Portion of a data file:
....................

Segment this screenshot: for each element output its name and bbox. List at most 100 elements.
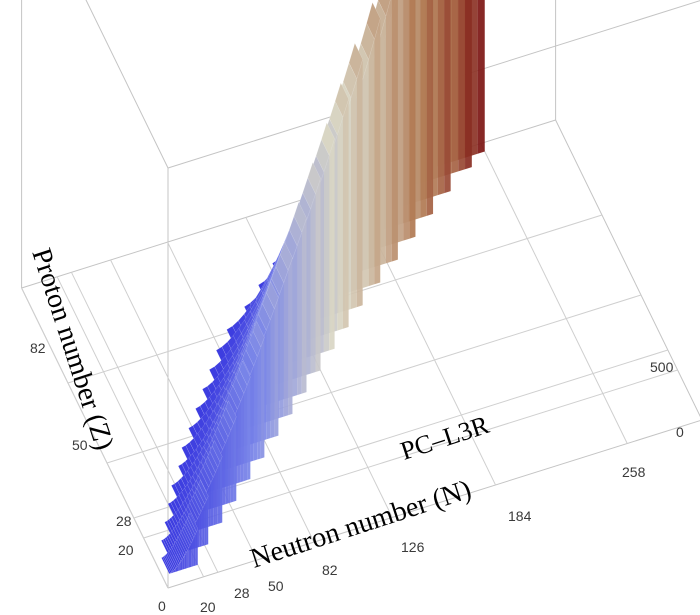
y-tick-label: 50 (72, 437, 88, 453)
x-tick-label: 50 (268, 578, 284, 594)
ridge-strip-top (280, 241, 293, 272)
ridge-strip-top (266, 280, 279, 310)
ridge-strip (379, 16, 386, 266)
ridge-strip (274, 297, 279, 437)
ridge-strip (189, 543, 192, 568)
ridge-strip (362, 59, 369, 288)
ridge-strip (257, 347, 261, 460)
ridge-strip (192, 537, 194, 567)
ridge-strip (477, 0, 485, 154)
ridge-strip (174, 568, 176, 573)
ridge-strip-top (198, 479, 209, 501)
ridge-strip (315, 178, 321, 373)
x-axis-title: Neutron number (N) (247, 474, 475, 575)
ridge-strip (329, 138, 335, 351)
ridge-strip (191, 540, 193, 567)
box-edge (85, 0, 169, 169)
ridge-strip (217, 461, 220, 524)
y-tick-label: 28 (116, 513, 132, 529)
ridge-strip (204, 500, 207, 546)
ridge-strip (199, 511, 202, 547)
ridge-strip-top (211, 439, 223, 463)
x-gridline (480, 143, 628, 444)
x-tick-label: 258 (622, 464, 646, 480)
model-label: PC–L3R (397, 410, 493, 466)
ridge-strip (403, 0, 410, 241)
x-tick-label: 28 (234, 585, 250, 601)
ridge-strip (470, 0, 478, 156)
ridge-strip (297, 232, 302, 396)
ridge-strip (173, 569, 175, 573)
ridge-strip (368, 39, 375, 287)
ridge-strip (397, 0, 404, 243)
ridge-strip (465, 0, 472, 170)
ridge-strip (187, 548, 189, 569)
ridge-strip (215, 467, 218, 525)
ridge-strip (219, 456, 223, 524)
ridge-strip (451, 0, 459, 174)
ridge-strip (458, 0, 466, 172)
ridge-strip (356, 59, 363, 308)
ridge-strip (213, 472, 216, 526)
ridge-strip (342, 99, 349, 329)
ridge-strip (171, 571, 174, 573)
ridge-strip (233, 416, 237, 502)
floor-gridlines (21, 143, 678, 589)
ridge-strip (270, 308, 275, 439)
ridge-strip (170, 572, 172, 574)
ridge-strip (301, 218, 307, 394)
ridge-strip (169, 573, 171, 574)
ridge-strip (225, 436, 229, 505)
ridge-strip-top (321, 122, 335, 157)
ridge-strip-top (348, 42, 363, 80)
ridge-strip (253, 356, 258, 461)
ridge-strip (228, 430, 231, 504)
ridge-strip (437, 0, 445, 196)
ridge-strip (250, 365, 254, 462)
ridge-strip (426, 0, 434, 216)
ridge-surface (160, 0, 485, 575)
ridge-strip (183, 555, 185, 570)
ridge-strip (283, 270, 289, 417)
ridge-strip (260, 337, 265, 459)
ridge-strip (391, 0, 398, 262)
ridge-strip-top (225, 400, 237, 425)
ridge-strip (351, 78, 357, 309)
ridge-strip (188, 545, 190, 568)
z-tick-label: 500 (650, 359, 674, 375)
ridge-strip (240, 393, 244, 483)
z-tick-label: 0 (676, 424, 684, 440)
x-tick-label: 0 (158, 598, 166, 614)
x-tick-label: 184 (508, 508, 532, 524)
ridge-strip (420, 0, 427, 218)
ridge-strip (247, 377, 251, 481)
ridge-strip (292, 245, 298, 397)
ridge-strip (337, 117, 343, 331)
ridge-strip (444, 0, 451, 194)
ridge-strip-top (307, 161, 321, 195)
ridge-strip (180, 559, 183, 571)
ridge-strip (206, 496, 209, 545)
ridge-strip (179, 561, 181, 571)
ridge-strip (266, 319, 271, 440)
y-gridline (106, 294, 642, 464)
ridge-strip (409, 0, 416, 239)
ridge-strip (210, 477, 214, 527)
ridge-strip-top (377, 0, 391, 17)
ridge-strip-top (293, 201, 307, 233)
ridge-strip (184, 552, 187, 569)
ridge-strip-top (188, 512, 199, 533)
box-edge (555, 119, 700, 418)
ridge-strip (243, 385, 248, 482)
ridge-strip (323, 155, 330, 353)
ridge-strip (202, 504, 205, 546)
ridge-strip (310, 193, 316, 374)
ridge-strip (385, 0, 392, 264)
ridge-strip (178, 563, 180, 571)
y-tick-label: 82 (30, 340, 46, 356)
ridge-strip (414, 0, 421, 220)
ridge-strip (237, 401, 241, 484)
ridge-strip (195, 531, 197, 566)
ridge-strip (208, 482, 211, 527)
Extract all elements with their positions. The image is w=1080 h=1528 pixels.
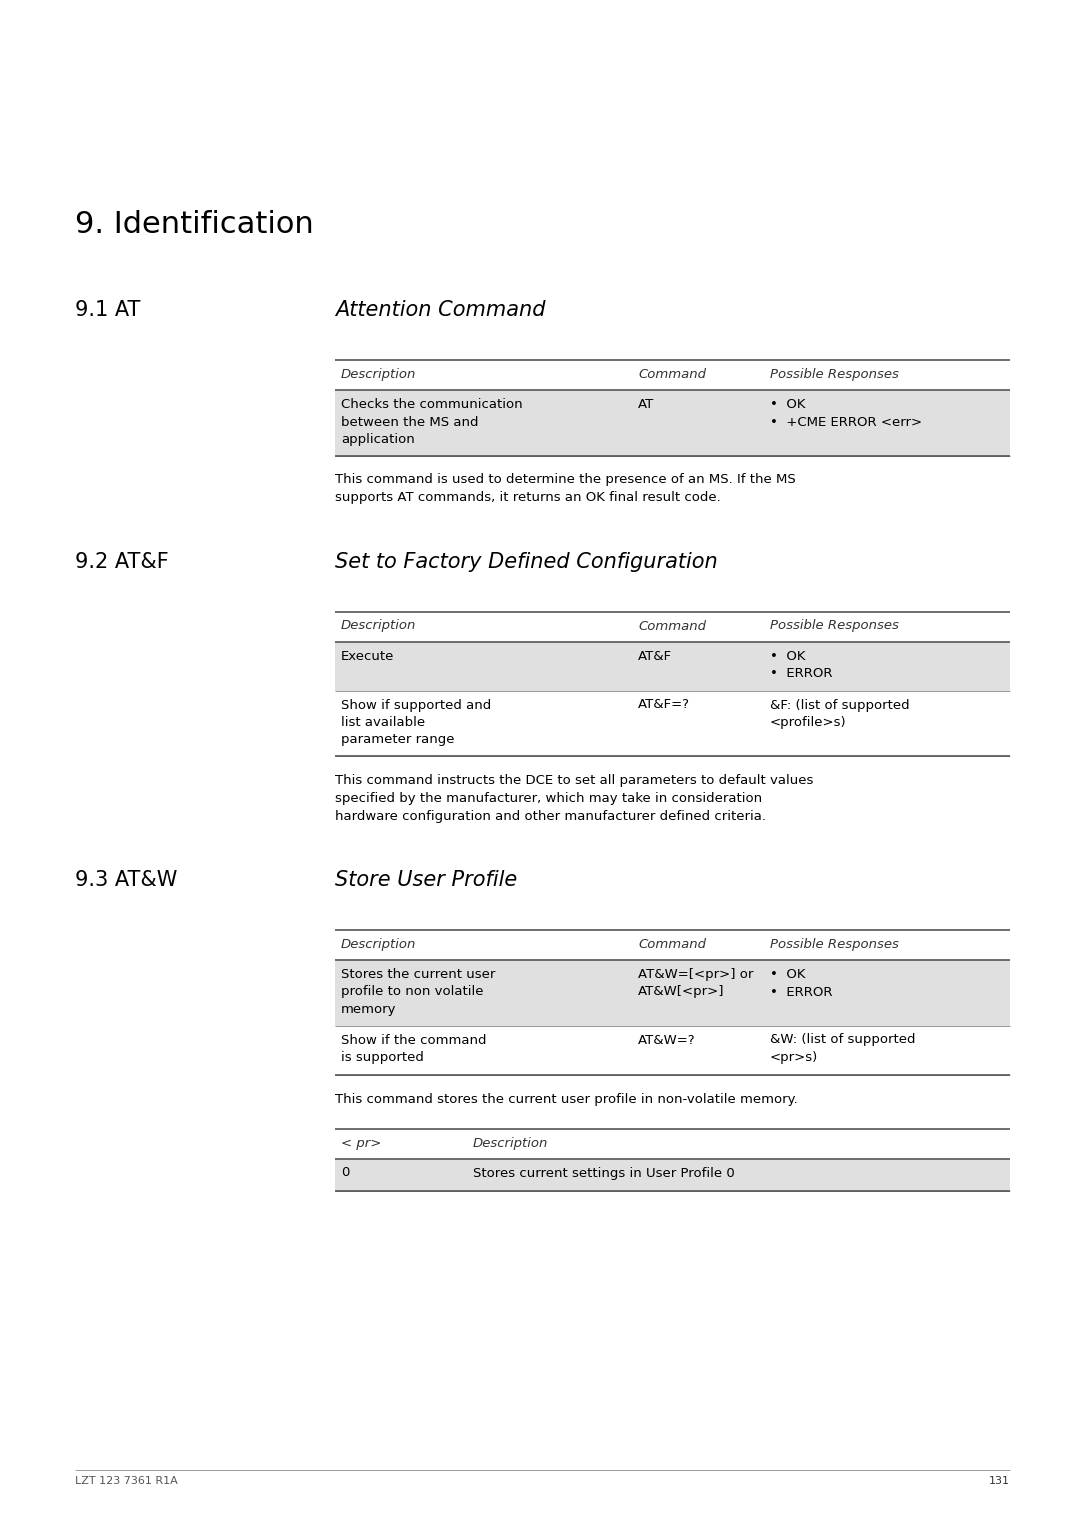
Text: &F: (list of supported
<profile>s): &F: (list of supported <profile>s): [770, 698, 909, 729]
Bar: [335, 390, 1010, 455]
Text: AT&F: AT&F: [638, 649, 672, 663]
Text: &W: (list of supported
<pr>s): &W: (list of supported <pr>s): [770, 1033, 915, 1063]
Text: Command: Command: [638, 938, 706, 950]
Text: 9. Identification: 9. Identification: [75, 209, 314, 238]
Text: Possible Responses: Possible Responses: [770, 368, 899, 380]
Text: Command: Command: [638, 368, 706, 380]
Text: Execute: Execute: [341, 649, 394, 663]
Text: Description: Description: [473, 1137, 548, 1149]
Text: Show if supported and
list available
parameter range: Show if supported and list available par…: [341, 698, 491, 747]
Text: LZT 123 7361 R1A: LZT 123 7361 R1A: [75, 1476, 178, 1487]
Text: AT&F=?: AT&F=?: [638, 698, 690, 712]
Bar: [335, 1158, 1010, 1190]
Text: •  OK
•  ERROR: • OK • ERROR: [770, 969, 832, 998]
Text: Command: Command: [638, 619, 706, 633]
Text: Stores current settings in User Profile 0: Stores current settings in User Profile …: [473, 1166, 734, 1180]
Text: This command instructs the DCE to set all parameters to default values
specified: This command instructs the DCE to set al…: [335, 775, 813, 824]
Text: Show if the command
is supported: Show if the command is supported: [341, 1033, 486, 1063]
Text: AT&W=?: AT&W=?: [638, 1033, 696, 1047]
Text: 0: 0: [341, 1166, 349, 1180]
Text: Possible Responses: Possible Responses: [770, 938, 899, 950]
Text: •  OK
•  ERROR: • OK • ERROR: [770, 649, 832, 680]
Text: •  OK
•  +CME ERROR <err>: • OK • +CME ERROR <err>: [770, 397, 921, 428]
Text: AT&W=[<pr>] or
AT&W[<pr>]: AT&W=[<pr>] or AT&W[<pr>]: [638, 969, 754, 998]
Text: Description: Description: [341, 938, 417, 950]
Text: 9.2 AT&F: 9.2 AT&F: [75, 552, 168, 571]
Text: This command is used to determine the presence of an MS. If the MS
supports AT c: This command is used to determine the pr…: [335, 474, 796, 504]
Text: Stores the current user
profile to non volatile
memory: Stores the current user profile to non v…: [341, 969, 496, 1016]
Text: Checks the communication
between the MS and
application: Checks the communication between the MS …: [341, 397, 523, 446]
Text: Description: Description: [341, 368, 417, 380]
Text: Possible Responses: Possible Responses: [770, 619, 899, 633]
Text: This command stores the current user profile in non-volatile memory.: This command stores the current user pro…: [335, 1093, 798, 1105]
Text: 9.1 AT: 9.1 AT: [75, 299, 140, 319]
Text: Store User Profile: Store User Profile: [335, 869, 517, 889]
Text: 131: 131: [989, 1476, 1010, 1487]
Text: < pr>: < pr>: [341, 1137, 381, 1149]
Text: Set to Factory Defined Configuration: Set to Factory Defined Configuration: [335, 552, 718, 571]
Bar: [335, 960, 1010, 1025]
Text: AT: AT: [638, 397, 654, 411]
Text: 9.3 AT&W: 9.3 AT&W: [75, 869, 177, 889]
Text: Attention Command: Attention Command: [335, 299, 545, 319]
Bar: [335, 642, 1010, 691]
Text: Description: Description: [341, 619, 417, 633]
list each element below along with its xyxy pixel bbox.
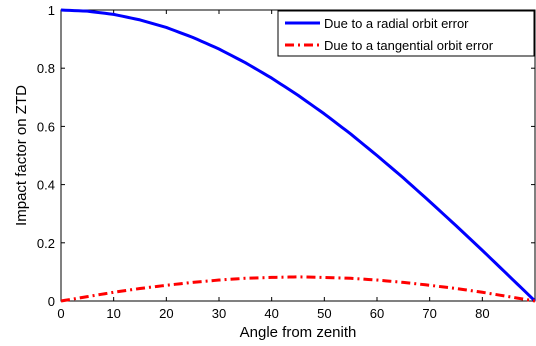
y-axis: 0 0.2 0.4 0.6 0.8 1: [37, 3, 535, 309]
x-axis: 0 10 20 30 40 50 60 70 80: [57, 10, 490, 321]
y-tick-label: 0: [48, 294, 55, 309]
x-tick-label: 40: [264, 306, 278, 321]
x-tick-label: 70: [422, 306, 436, 321]
legend-label-tangential: Due to a tangential orbit error: [324, 38, 494, 53]
series-line-tangential: [60, 275, 536, 303]
legend-box: [277, 10, 535, 57]
y-tick-label: 0.8: [37, 61, 55, 76]
x-tick-label: 60: [370, 306, 384, 321]
x-tick-label: 50: [317, 306, 331, 321]
x-tick-label: 10: [106, 306, 120, 321]
y-tick-label: 0.4: [37, 178, 55, 193]
x-tick-label: 20: [159, 306, 173, 321]
x-tick-label: 80: [475, 306, 489, 321]
series-line-radial: [60, 8, 536, 303]
legend-label-radial: Due to a radial orbit error: [324, 16, 469, 31]
y-axis-title: Impact factor on ZTD: [13, 85, 30, 226]
series-layer: [60, 8, 536, 303]
y-tick-label: 0.2: [37, 236, 55, 251]
y-tick-label: 1: [48, 3, 55, 18]
x-axis-title: Angle from zenith: [240, 324, 357, 341]
plot-area: [60, 9, 536, 302]
y-tick-label: 0.6: [37, 119, 55, 134]
x-tick-label: 30: [212, 306, 226, 321]
legend: Due to a radial orbit error Due to a tan…: [277, 10, 535, 57]
x-tick-label: 0: [57, 306, 64, 321]
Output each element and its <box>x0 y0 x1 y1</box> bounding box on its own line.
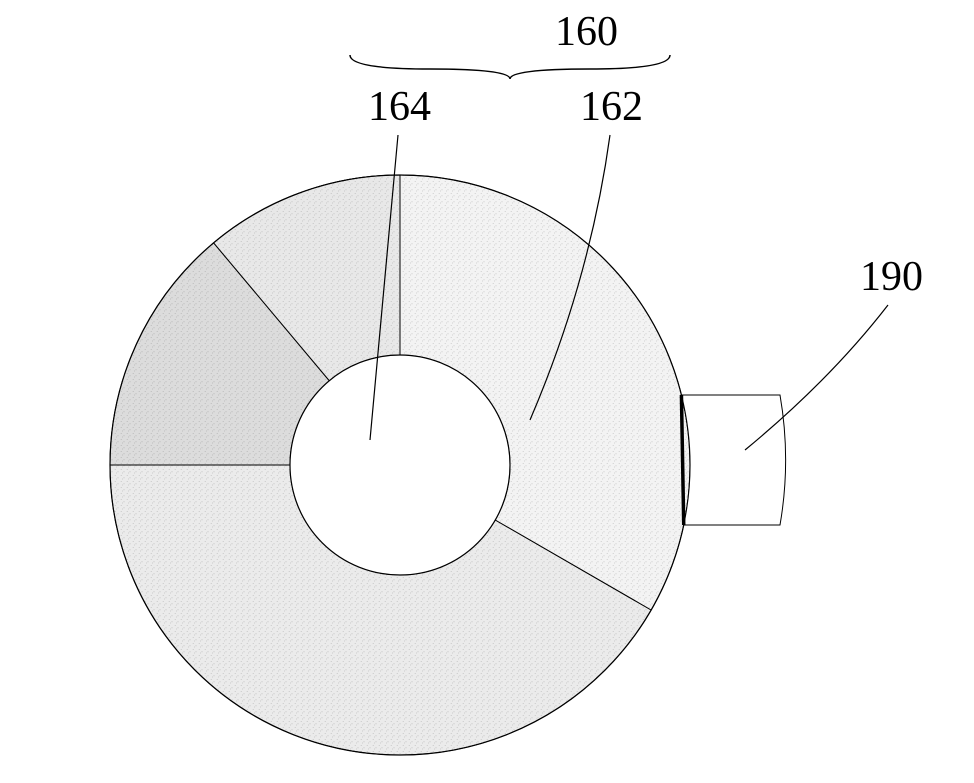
label-164: 164 <box>368 84 431 130</box>
label-162: 162 <box>580 84 643 130</box>
tab-separator <box>681 395 683 525</box>
side-tab <box>681 395 785 525</box>
brace-160 <box>350 55 670 79</box>
donut-inner-hole <box>290 355 510 575</box>
label-160: 160 <box>555 9 618 55</box>
label-190: 190 <box>860 254 923 300</box>
donut <box>110 175 690 755</box>
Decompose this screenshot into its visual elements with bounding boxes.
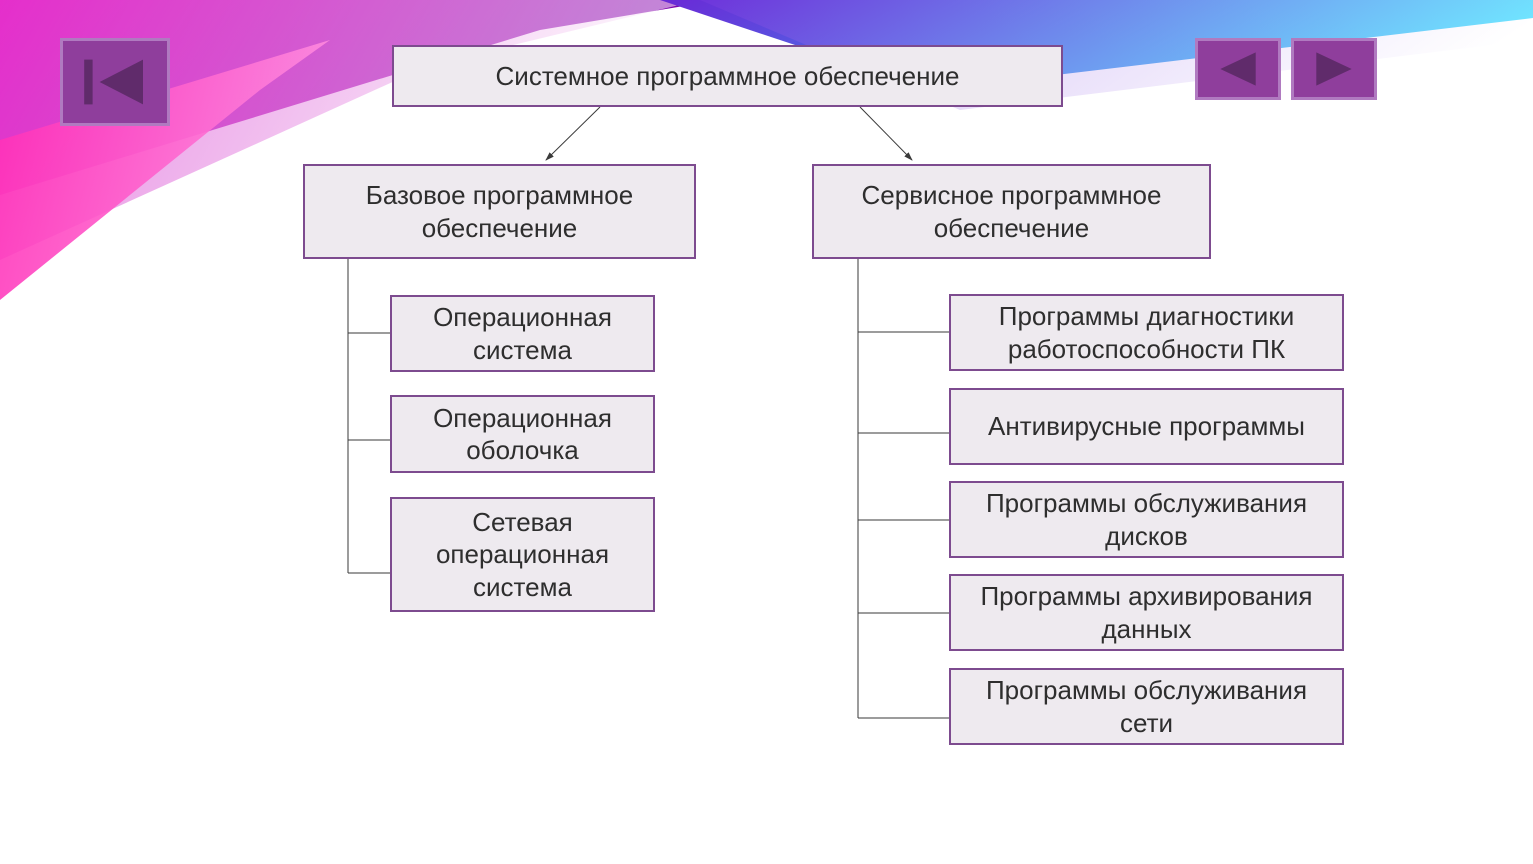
node-label: Сетевая операционная система bbox=[402, 506, 643, 604]
node-base: Базовое программное обеспечение bbox=[303, 164, 696, 259]
node-base-child: Операционная оболочка bbox=[390, 395, 655, 473]
node-label: Сервисное программное обеспечение bbox=[824, 179, 1199, 244]
node-label: Программы обслуживания дисков bbox=[961, 487, 1332, 552]
node-base-child: Операционная система bbox=[390, 295, 655, 372]
nav-home-button[interactable] bbox=[60, 38, 170, 126]
node-service-child: Программы обслуживания сети bbox=[949, 668, 1344, 745]
node-label: Программы обслуживания сети bbox=[961, 674, 1332, 739]
node-root: Системное программное обеспечение bbox=[392, 45, 1063, 107]
node-service-child: Программы обслуживания дисков bbox=[949, 481, 1344, 558]
node-label: Базовое программное обеспечение bbox=[315, 179, 684, 244]
node-service-child: Антивирусные программы bbox=[949, 388, 1344, 465]
skip-to-start-icon bbox=[80, 54, 150, 110]
node-service: Сервисное программное обеспечение bbox=[812, 164, 1211, 259]
node-label: Системное программное обеспечение bbox=[496, 60, 960, 93]
node-label: Операционная оболочка bbox=[402, 402, 643, 467]
node-label: Операционная система bbox=[402, 301, 643, 366]
arrow-right-icon bbox=[1308, 48, 1360, 90]
node-label: Программы архивирования данных bbox=[961, 580, 1332, 645]
node-service-child: Программы архивирования данных bbox=[949, 574, 1344, 651]
node-base-child: Сетевая операционная система bbox=[390, 497, 655, 612]
arrow-left-icon bbox=[1212, 48, 1264, 90]
nav-next-button[interactable] bbox=[1291, 38, 1377, 100]
node-label: Антивирусные программы bbox=[988, 410, 1305, 443]
node-label: Программы диагностики работоспособности … bbox=[961, 300, 1332, 365]
nav-prev-button[interactable] bbox=[1195, 38, 1281, 100]
node-service-child: Программы диагностики работоспособности … bbox=[949, 294, 1344, 371]
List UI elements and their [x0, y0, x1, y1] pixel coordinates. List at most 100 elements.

....................

Stated exercise:
Report how many lines in the items above contain the string "orbit". Give the number alone.

Task response:
3